[Task instructions] Output each entry exactly; skip nothing.

########

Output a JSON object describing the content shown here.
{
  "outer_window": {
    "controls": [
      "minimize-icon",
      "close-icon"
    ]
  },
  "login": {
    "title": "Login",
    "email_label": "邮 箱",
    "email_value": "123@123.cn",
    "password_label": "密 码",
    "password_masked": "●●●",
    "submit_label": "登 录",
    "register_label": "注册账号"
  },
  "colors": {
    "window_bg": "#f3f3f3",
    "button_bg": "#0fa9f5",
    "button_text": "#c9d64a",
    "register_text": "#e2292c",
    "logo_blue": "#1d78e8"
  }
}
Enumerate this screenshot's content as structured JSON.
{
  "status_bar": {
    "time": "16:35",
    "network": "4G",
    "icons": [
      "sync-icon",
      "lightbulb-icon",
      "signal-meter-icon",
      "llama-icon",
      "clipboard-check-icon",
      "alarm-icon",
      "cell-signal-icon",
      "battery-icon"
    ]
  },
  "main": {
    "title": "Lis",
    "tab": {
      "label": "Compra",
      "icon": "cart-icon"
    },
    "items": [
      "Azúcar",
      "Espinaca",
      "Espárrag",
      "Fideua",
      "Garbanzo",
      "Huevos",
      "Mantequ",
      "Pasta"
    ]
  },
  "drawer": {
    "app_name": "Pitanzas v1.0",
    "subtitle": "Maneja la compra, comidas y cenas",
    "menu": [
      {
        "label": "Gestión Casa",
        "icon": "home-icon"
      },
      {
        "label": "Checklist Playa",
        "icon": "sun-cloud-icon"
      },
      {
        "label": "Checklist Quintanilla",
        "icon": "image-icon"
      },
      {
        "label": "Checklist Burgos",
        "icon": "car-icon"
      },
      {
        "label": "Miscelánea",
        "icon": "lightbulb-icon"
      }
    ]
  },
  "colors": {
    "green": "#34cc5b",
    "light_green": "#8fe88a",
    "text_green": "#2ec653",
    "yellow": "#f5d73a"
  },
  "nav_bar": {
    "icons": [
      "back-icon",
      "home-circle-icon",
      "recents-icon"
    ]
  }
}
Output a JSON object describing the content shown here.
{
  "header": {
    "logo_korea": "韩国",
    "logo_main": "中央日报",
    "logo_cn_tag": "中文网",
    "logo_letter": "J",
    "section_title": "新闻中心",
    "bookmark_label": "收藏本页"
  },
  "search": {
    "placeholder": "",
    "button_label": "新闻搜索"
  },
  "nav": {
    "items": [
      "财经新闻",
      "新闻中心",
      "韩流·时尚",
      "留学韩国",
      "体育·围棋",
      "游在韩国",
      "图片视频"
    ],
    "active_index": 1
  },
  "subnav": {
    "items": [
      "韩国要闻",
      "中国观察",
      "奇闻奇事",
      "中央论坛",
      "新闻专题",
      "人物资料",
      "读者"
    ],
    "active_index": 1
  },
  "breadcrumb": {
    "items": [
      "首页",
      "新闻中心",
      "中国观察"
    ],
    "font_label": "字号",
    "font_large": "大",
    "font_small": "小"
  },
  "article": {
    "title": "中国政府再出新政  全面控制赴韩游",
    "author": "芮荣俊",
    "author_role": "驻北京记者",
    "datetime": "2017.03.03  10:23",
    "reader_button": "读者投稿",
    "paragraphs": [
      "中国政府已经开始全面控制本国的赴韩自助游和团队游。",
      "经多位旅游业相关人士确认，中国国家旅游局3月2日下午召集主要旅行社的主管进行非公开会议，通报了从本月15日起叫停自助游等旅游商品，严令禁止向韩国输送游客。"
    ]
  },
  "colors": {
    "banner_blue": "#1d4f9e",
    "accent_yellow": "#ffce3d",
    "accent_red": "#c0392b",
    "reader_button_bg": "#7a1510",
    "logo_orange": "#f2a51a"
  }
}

########

[Result below]
Output a JSON object describing the content shown here.
{
  "outer_window": {
    "controls": [
      "minimize-icon",
      "close-icon"
    ]
  },
  "login": {
    "title": "Login",
    "email_label": "邮 箱",
    "email_value": "123@123.cn",
    "password_label": "密 码",
    "password_masked": "●●●",
    "submit_label": "登 录",
    "register_label": "注册账号"
  },
  "colors": {
    "window_bg": "#f3f3f3",
    "button_bg": "#0fa9f5",
    "button_text": "#c9d64a",
    "register_text": "#e2292c",
    "logo_blue": "#1d78e8"
  }
}
Enumerate this screenshot's content as structured JSON.
{
  "status_bar": {
    "time": "16:35",
    "network": "4G",
    "icons": [
      "sync-icon",
      "lightbulb-icon",
      "signal-meter-icon",
      "llama-icon",
      "clipboard-check-icon",
      "alarm-icon",
      "cell-signal-icon",
      "battery-icon"
    ]
  },
  "main": {
    "title": "Lis",
    "tab": {
      "label": "Compra",
      "icon": "cart-icon"
    },
    "items": [
      "Azúcar",
      "Espinaca",
      "Espárrag",
      "Fideua",
      "Garbanzo",
      "Huevos",
      "Mantequ",
      "Pasta"
    ]
  },
  "drawer": {
    "app_name": "Pitanzas v1.0",
    "subtitle": "Maneja la compra, comidas y cenas",
    "menu": [
      {
        "label": "Gestión Casa",
        "icon": "home-icon"
      },
      {
        "label": "Checklist Playa",
        "icon": "sun-cloud-icon"
      },
      {
        "label": "Checklist Quintanilla",
        "icon": "image-icon"
      },
      {
        "label": "Checklist Burgos",
        "icon": "car-icon"
      },
      {
        "label": "Miscelánea",
        "icon": "lightbulb-icon"
      }
    ]
  },
  "colors": {
    "green": "#34cc5b",
    "light_green": "#8fe88a",
    "text_green": "#2ec653",
    "yellow": "#f5d73a"
  },
  "nav_bar": {
    "icons": [
      "back-icon",
      "home-circle-icon",
      "recents-icon"
    ]
  }
}
Output a JSON object describing the content shown here.
{
  "header": {
    "logo_korea": "韩国",
    "logo_main": "中央日报",
    "logo_cn_tag": "中文网",
    "logo_letter": "J",
    "section_title": "新闻中心",
    "bookmark_label": "收藏本页"
  },
  "search": {
    "placeholder": "",
    "button_label": "新闻搜索"
  },
  "nav": {
    "items": [
      "财经新闻",
      "新闻中心",
      "韩流·时尚",
      "留学韩国",
      "体育·围棋",
      "游在韩国",
      "图片视频"
    ],
    "active_index": 1
  },
  "subnav": {
    "items": [
      "韩国要闻",
      "中国观察",
      "奇闻奇事",
      "中央论坛",
      "新闻专题",
      "人物资料",
      "读者"
    ],
    "active_index": 1
  },
  "breadcrumb": {
    "items": [
      "首页",
      "新闻中心",
      "中国观察"
    ],
    "font_label": "字号",
    "font_large": "大",
    "font_small": "小"
  },
  "article": {
    "title": "中国政府再出新政  全面控制赴韩游",
    "author": "芮荣俊",
    "author_role": "驻北京记者",
    "datetime": "2017.03.03  10:23",
    "reader_button": "读者投稿",
    "paragraphs": [
      "中国政府已经开始全面控制本国的赴韩自助游和团队游。",
      "经多位旅游业相关人士确认，中国国家旅游局3月2日下午召集主要旅行社的主管进行非公开会议，通报了从本月15日起叫停自助游等旅游商品，严令禁止向韩国输送游客。"
    ]
  },
  "colors": {
    "banner_blue": "#1d4f9e",
    "accent_yellow": "#ffce3d",
    "accent_red": "#c0392b",
    "reader_button_bg": "#7a1510",
    "logo_orange": "#f2a51a"
  }
}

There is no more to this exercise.